## [TASK DIRECTIONS]
Scan the records below. List lines holding "JSON".

## [EXERCISE INPUTS]
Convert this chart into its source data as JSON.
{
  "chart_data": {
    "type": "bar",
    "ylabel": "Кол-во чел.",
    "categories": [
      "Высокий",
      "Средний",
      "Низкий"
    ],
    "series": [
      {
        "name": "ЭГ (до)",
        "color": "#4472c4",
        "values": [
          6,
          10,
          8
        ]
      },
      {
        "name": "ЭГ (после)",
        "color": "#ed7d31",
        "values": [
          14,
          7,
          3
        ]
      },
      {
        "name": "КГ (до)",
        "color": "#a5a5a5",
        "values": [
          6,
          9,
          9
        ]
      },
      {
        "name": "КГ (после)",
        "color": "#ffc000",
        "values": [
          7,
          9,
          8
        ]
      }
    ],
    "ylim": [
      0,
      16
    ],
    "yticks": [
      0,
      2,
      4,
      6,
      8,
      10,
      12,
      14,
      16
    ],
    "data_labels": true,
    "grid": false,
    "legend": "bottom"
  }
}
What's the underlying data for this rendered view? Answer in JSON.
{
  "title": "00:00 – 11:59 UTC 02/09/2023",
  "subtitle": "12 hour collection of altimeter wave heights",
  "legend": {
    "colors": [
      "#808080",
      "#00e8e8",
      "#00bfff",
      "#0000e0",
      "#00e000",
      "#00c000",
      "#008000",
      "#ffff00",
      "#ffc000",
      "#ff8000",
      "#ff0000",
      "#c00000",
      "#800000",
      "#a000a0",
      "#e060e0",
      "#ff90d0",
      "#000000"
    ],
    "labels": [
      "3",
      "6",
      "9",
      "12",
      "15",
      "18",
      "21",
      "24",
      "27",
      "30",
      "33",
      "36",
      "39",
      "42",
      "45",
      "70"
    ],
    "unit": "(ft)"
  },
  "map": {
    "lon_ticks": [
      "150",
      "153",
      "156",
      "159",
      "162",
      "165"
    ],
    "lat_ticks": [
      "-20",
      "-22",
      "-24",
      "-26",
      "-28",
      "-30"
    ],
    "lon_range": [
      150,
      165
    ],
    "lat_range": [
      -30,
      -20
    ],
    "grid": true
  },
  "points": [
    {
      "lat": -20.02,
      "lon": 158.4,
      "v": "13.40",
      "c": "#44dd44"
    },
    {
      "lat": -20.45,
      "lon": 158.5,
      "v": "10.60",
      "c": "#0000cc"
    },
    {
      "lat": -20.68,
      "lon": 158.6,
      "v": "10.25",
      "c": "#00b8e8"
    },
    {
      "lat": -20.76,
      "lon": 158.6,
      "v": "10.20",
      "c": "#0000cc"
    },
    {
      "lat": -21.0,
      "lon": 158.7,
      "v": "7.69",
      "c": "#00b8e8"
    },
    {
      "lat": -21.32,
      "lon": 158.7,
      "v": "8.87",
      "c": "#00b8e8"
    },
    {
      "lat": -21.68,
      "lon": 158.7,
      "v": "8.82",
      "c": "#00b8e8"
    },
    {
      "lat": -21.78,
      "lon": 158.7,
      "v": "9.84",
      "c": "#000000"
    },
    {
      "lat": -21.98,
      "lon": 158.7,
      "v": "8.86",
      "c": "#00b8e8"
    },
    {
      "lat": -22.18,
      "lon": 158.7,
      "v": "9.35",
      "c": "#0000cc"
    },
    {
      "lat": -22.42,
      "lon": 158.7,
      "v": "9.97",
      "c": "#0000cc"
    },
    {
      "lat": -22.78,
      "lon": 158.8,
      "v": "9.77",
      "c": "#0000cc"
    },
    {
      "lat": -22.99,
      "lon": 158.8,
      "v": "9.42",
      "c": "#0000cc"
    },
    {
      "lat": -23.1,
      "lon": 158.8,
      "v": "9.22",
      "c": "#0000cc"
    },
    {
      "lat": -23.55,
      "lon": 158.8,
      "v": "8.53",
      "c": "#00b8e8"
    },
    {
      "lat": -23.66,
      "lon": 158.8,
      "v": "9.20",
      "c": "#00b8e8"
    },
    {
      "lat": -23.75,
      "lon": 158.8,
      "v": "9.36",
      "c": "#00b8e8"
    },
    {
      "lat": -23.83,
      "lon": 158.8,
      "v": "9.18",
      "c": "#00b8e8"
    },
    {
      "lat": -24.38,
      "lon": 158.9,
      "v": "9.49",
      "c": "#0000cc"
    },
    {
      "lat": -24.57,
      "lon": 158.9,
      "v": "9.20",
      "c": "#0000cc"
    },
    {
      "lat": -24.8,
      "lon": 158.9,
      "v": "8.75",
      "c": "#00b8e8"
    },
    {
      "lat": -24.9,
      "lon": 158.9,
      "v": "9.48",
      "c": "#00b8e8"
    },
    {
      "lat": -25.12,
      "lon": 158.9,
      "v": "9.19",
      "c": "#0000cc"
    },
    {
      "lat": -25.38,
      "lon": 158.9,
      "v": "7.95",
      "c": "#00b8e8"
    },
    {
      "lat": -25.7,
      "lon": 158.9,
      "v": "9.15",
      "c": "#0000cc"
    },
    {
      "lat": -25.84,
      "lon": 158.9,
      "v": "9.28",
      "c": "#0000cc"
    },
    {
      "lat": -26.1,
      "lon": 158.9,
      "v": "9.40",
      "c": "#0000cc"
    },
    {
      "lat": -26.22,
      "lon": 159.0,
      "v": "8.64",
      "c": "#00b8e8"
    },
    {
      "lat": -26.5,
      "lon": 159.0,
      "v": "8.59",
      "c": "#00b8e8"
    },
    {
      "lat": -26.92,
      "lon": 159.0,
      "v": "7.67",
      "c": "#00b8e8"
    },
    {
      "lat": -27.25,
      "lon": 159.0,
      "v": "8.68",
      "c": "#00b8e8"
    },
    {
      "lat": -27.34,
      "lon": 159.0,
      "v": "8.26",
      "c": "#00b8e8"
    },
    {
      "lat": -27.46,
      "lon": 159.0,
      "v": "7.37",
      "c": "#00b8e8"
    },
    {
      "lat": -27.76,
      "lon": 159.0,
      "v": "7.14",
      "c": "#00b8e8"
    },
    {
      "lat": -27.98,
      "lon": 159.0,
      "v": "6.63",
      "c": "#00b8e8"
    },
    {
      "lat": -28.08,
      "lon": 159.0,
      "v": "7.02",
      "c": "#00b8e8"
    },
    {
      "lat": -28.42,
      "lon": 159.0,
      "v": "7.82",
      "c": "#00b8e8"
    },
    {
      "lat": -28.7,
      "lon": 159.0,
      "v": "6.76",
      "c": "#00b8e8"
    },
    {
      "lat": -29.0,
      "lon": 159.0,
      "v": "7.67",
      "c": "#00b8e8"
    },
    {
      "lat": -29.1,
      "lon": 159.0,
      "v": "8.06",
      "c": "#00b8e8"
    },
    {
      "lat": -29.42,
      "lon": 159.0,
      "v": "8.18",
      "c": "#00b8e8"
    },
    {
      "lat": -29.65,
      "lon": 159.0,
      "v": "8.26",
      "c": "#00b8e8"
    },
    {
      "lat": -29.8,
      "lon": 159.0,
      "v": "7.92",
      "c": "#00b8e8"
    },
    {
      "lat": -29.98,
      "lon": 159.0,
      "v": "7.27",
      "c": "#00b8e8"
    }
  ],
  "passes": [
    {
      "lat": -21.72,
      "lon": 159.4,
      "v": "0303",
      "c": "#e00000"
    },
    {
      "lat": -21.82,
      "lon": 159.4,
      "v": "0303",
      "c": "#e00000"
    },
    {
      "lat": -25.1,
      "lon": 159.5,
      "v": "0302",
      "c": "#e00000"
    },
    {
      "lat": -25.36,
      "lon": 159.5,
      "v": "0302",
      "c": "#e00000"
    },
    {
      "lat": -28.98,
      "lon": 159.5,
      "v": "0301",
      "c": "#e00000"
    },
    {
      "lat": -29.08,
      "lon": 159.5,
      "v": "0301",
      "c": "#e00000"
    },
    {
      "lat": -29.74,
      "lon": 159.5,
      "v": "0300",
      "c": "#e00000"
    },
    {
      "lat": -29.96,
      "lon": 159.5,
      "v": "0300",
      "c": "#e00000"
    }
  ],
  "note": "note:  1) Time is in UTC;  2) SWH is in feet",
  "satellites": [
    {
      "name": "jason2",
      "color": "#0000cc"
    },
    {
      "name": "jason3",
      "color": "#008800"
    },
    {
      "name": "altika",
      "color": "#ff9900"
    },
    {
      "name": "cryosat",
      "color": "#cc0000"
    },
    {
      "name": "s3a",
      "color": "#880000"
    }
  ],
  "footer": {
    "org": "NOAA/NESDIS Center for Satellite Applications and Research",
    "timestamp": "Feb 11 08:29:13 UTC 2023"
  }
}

## [RESPONSE TO THIS EXERCISE]
Convert this chart into its source data as JSON.
What's the underlying data for this rendered view? Answer in JSON.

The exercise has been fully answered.